### Excerpted records
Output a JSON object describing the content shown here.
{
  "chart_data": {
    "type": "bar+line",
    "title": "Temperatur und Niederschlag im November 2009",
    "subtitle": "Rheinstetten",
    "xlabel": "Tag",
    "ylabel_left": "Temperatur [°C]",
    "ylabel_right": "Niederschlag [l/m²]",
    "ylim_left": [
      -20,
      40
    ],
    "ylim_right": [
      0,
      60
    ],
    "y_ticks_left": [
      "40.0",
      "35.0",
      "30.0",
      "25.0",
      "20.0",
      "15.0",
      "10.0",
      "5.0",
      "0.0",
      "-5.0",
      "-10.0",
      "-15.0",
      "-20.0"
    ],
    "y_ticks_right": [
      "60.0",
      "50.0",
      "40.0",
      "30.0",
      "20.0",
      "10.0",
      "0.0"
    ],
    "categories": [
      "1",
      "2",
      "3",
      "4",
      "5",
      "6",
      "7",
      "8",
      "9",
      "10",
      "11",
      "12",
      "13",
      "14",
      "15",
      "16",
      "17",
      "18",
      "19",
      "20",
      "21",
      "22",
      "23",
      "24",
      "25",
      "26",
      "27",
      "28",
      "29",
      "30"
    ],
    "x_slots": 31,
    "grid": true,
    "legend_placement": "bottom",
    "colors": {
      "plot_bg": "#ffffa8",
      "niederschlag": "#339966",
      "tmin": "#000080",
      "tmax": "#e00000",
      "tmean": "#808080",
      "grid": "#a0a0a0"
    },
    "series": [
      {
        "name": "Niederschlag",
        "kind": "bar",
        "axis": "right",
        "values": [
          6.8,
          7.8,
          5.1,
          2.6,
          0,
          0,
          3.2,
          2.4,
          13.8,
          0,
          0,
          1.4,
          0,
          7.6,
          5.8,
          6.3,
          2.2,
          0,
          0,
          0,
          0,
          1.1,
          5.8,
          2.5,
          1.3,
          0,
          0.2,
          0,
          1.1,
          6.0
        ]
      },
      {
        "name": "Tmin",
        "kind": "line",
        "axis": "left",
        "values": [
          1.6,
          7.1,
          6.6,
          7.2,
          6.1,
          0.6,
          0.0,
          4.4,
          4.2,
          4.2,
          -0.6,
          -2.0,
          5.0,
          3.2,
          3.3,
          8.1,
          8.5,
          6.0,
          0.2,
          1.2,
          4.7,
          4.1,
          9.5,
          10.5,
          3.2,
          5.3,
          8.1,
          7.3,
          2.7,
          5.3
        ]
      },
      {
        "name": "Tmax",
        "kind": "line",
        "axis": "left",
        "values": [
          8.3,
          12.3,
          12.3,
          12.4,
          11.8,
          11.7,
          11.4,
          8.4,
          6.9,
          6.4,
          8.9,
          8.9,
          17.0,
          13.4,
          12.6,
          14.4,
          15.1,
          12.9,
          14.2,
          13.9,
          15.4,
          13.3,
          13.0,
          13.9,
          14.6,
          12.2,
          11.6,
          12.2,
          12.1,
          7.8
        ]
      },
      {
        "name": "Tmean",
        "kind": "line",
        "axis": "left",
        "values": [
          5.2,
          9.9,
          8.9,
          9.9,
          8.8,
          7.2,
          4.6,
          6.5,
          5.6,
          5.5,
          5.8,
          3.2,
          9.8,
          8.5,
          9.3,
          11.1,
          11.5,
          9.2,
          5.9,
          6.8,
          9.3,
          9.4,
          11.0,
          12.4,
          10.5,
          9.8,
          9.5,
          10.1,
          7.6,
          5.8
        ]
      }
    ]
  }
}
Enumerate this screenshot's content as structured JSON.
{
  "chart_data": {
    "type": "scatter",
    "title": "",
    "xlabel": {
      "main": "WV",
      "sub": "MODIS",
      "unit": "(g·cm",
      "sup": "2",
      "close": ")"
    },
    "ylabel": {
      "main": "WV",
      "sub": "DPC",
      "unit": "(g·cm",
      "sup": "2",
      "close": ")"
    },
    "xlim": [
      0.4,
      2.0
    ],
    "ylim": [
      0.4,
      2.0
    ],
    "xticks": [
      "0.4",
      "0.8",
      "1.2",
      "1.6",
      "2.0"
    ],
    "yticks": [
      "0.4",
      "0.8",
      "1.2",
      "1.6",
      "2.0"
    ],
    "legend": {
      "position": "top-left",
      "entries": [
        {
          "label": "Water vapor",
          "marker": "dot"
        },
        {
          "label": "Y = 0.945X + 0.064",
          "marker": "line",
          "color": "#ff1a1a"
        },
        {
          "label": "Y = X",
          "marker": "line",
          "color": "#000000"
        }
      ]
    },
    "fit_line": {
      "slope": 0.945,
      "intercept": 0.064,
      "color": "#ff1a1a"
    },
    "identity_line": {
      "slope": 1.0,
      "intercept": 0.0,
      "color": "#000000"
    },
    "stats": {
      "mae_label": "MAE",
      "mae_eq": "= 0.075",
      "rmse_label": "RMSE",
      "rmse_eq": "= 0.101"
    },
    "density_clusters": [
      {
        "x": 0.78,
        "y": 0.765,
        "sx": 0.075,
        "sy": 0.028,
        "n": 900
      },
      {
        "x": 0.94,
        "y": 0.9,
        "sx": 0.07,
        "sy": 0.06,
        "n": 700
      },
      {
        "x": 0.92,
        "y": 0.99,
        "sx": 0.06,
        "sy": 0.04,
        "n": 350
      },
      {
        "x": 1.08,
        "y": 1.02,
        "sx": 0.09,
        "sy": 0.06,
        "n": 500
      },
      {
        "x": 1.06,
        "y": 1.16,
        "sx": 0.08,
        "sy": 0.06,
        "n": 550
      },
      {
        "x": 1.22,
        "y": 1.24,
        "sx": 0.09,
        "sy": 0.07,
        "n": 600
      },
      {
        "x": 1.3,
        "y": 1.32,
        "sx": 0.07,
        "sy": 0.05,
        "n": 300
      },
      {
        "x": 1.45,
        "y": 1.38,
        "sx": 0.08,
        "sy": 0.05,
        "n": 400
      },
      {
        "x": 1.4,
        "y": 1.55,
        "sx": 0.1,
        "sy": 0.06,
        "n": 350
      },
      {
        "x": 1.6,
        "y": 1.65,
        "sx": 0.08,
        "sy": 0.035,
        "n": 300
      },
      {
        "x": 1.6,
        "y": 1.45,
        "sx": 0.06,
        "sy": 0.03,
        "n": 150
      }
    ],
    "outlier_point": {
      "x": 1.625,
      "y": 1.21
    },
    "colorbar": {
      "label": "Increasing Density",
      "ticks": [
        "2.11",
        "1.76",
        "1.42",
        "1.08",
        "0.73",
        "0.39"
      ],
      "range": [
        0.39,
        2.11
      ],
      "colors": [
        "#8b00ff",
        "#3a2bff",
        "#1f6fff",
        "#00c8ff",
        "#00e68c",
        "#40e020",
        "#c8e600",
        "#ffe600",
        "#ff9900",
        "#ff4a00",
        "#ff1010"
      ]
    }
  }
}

### Problem requirements
Repeat each of the entries above precisely as given.

### Result of the task
Output a JSON object describing the content shown here.
{
  "chart_data": {
    "type": "bar+line",
    "title": "Temperatur und Niederschlag im November 2009",
    "subtitle": "Rheinstetten",
    "xlabel": "Tag",
    "ylabel_left": "Temperatur [°C]",
    "ylabel_right": "Niederschlag [l/m²]",
    "ylim_left": [
      -20,
      40
    ],
    "ylim_right": [
      0,
      60
    ],
    "y_ticks_left": [
      "40.0",
      "35.0",
      "30.0",
      "25.0",
      "20.0",
      "15.0",
      "10.0",
      "5.0",
      "0.0",
      "-5.0",
      "-10.0",
      "-15.0",
      "-20.0"
    ],
    "y_ticks_right": [
      "60.0",
      "50.0",
      "40.0",
      "30.0",
      "20.0",
      "10.0",
      "0.0"
    ],
    "categories": [
      "1",
      "2",
      "3",
      "4",
      "5",
      "6",
      "7",
      "8",
      "9",
      "10",
      "11",
      "12",
      "13",
      "14",
      "15",
      "16",
      "17",
      "18",
      "19",
      "20",
      "21",
      "22",
      "23",
      "24",
      "25",
      "26",
      "27",
      "28",
      "29",
      "30"
    ],
    "x_slots": 31,
    "grid": true,
    "legend_placement": "bottom",
    "colors": {
      "plot_bg": "#ffffa8",
      "niederschlag": "#339966",
      "tmin": "#000080",
      "tmax": "#e00000",
      "tmean": "#808080",
      "grid": "#a0a0a0"
    },
    "series": [
      {
        "name": "Niederschlag",
        "kind": "bar",
        "axis": "right",
        "values": [
          6.8,
          7.8,
          5.1,
          2.6,
          0,
          0,
          3.2,
          2.4,
          13.8,
          0,
          0,
          1.4,
          0,
          7.6,
          5.8,
          6.3,
          2.2,
          0,
          0,
          0,
          0,
          1.1,
          5.8,
          2.5,
          1.3,
          0,
          0.2,
          0,
          1.1,
          6.0
        ]
      },
      {
        "name": "Tmin",
        "kind": "line",
        "axis": "left",
        "values": [
          1.6,
          7.1,
          6.6,
          7.2,
          6.1,
          0.6,
          0.0,
          4.4,
          4.2,
          4.2,
          -0.6,
          -2.0,
          5.0,
          3.2,
          3.3,
          8.1,
          8.5,
          6.0,
          0.2,
          1.2,
          4.7,
          4.1,
          9.5,
          10.5,
          3.2,
          5.3,
          8.1,
          7.3,
          2.7,
          5.3
        ]
      },
      {
        "name": "Tmax",
        "kind": "line",
        "axis": "left",
        "values": [
          8.3,
          12.3,
          12.3,
          12.4,
          11.8,
          11.7,
          11.4,
          8.4,
          6.9,
          6.4,
          8.9,
          8.9,
          17.0,
          13.4,
          12.6,
          14.4,
          15.1,
          12.9,
          14.2,
          13.9,
          15.4,
          13.3,
          13.0,
          13.9,
          14.6,
          12.2,
          11.6,
          12.2,
          12.1,
          7.8
        ]
      },
      {
        "name": "Tmean",
        "kind": "line",
        "axis": "left",
        "values": [
          5.2,
          9.9,
          8.9,
          9.9,
          8.8,
          7.2,
          4.6,
          6.5,
          5.6,
          5.5,
          5.8,
          3.2,
          9.8,
          8.5,
          9.3,
          11.1,
          11.5,
          9.2,
          5.9,
          6.8,
          9.3,
          9.4,
          11.0,
          12.4,
          10.5,
          9.8,
          9.5,
          10.1,
          7.6,
          5.8
        ]
      }
    ]
  }
}
Enumerate this screenshot's content as structured JSON.
{
  "chart_data": {
    "type": "scatter",
    "title": "",
    "xlabel": {
      "main": "WV",
      "sub": "MODIS",
      "unit": "(g·cm",
      "sup": "2",
      "close": ")"
    },
    "ylabel": {
      "main": "WV",
      "sub": "DPC",
      "unit": "(g·cm",
      "sup": "2",
      "close": ")"
    },
    "xlim": [
      0.4,
      2.0
    ],
    "ylim": [
      0.4,
      2.0
    ],
    "xticks": [
      "0.4",
      "0.8",
      "1.2",
      "1.6",
      "2.0"
    ],
    "yticks": [
      "0.4",
      "0.8",
      "1.2",
      "1.6",
      "2.0"
    ],
    "legend": {
      "position": "top-left",
      "entries": [
        {
          "label": "Water vapor",
          "marker": "dot"
        },
        {
          "label": "Y = 0.945X + 0.064",
          "marker": "line",
          "color": "#ff1a1a"
        },
        {
          "label": "Y = X",
          "marker": "line",
          "color": "#000000"
        }
      ]
    },
    "fit_line": {
      "slope": 0.945,
      "intercept": 0.064,
      "color": "#ff1a1a"
    },
    "identity_line": {
      "slope": 1.0,
      "intercept": 0.0,
      "color": "#000000"
    },
    "stats": {
      "mae_label": "MAE",
      "mae_eq": "= 0.075",
      "rmse_label": "RMSE",
      "rmse_eq": "= 0.101"
    },
    "density_clusters": [
      {
        "x": 0.78,
        "y": 0.765,
        "sx": 0.075,
        "sy": 0.028,
        "n": 900
      },
      {
        "x": 0.94,
        "y": 0.9,
        "sx": 0.07,
        "sy": 0.06,
        "n": 700
      },
      {
        "x": 0.92,
        "y": 0.99,
        "sx": 0.06,
        "sy": 0.04,
        "n": 350
      },
      {
        "x": 1.08,
        "y": 1.02,
        "sx": 0.09,
        "sy": 0.06,
        "n": 500
      },
      {
        "x": 1.06,
        "y": 1.16,
        "sx": 0.08,
        "sy": 0.06,
        "n": 550
      },
      {
        "x": 1.22,
        "y": 1.24,
        "sx": 0.09,
        "sy": 0.07,
        "n": 600
      },
      {
        "x": 1.3,
        "y": 1.32,
        "sx": 0.07,
        "sy": 0.05,
        "n": 300
      },
      {
        "x": 1.45,
        "y": 1.38,
        "sx": 0.08,
        "sy": 0.05,
        "n": 400
      },
      {
        "x": 1.4,
        "y": 1.55,
        "sx": 0.1,
        "sy": 0.06,
        "n": 350
      },
      {
        "x": 1.6,
        "y": 1.65,
        "sx": 0.08,
        "sy": 0.035,
        "n": 300
      },
      {
        "x": 1.6,
        "y": 1.45,
        "sx": 0.06,
        "sy": 0.03,
        "n": 150
      }
    ],
    "outlier_point": {
      "x": 1.625,
      "y": 1.21
    },
    "colorbar": {
      "label": "Increasing Density",
      "ticks": [
        "2.11",
        "1.76",
        "1.42",
        "1.08",
        "0.73",
        "0.39"
      ],
      "range": [
        0.39,
        2.11
      ],
      "colors": [
        "#8b00ff",
        "#3a2bff",
        "#1f6fff",
        "#00c8ff",
        "#00e68c",
        "#40e020",
        "#c8e600",
        "#ffe600",
        "#ff9900",
        "#ff4a00",
        "#ff1010"
      ]
    }
  }
}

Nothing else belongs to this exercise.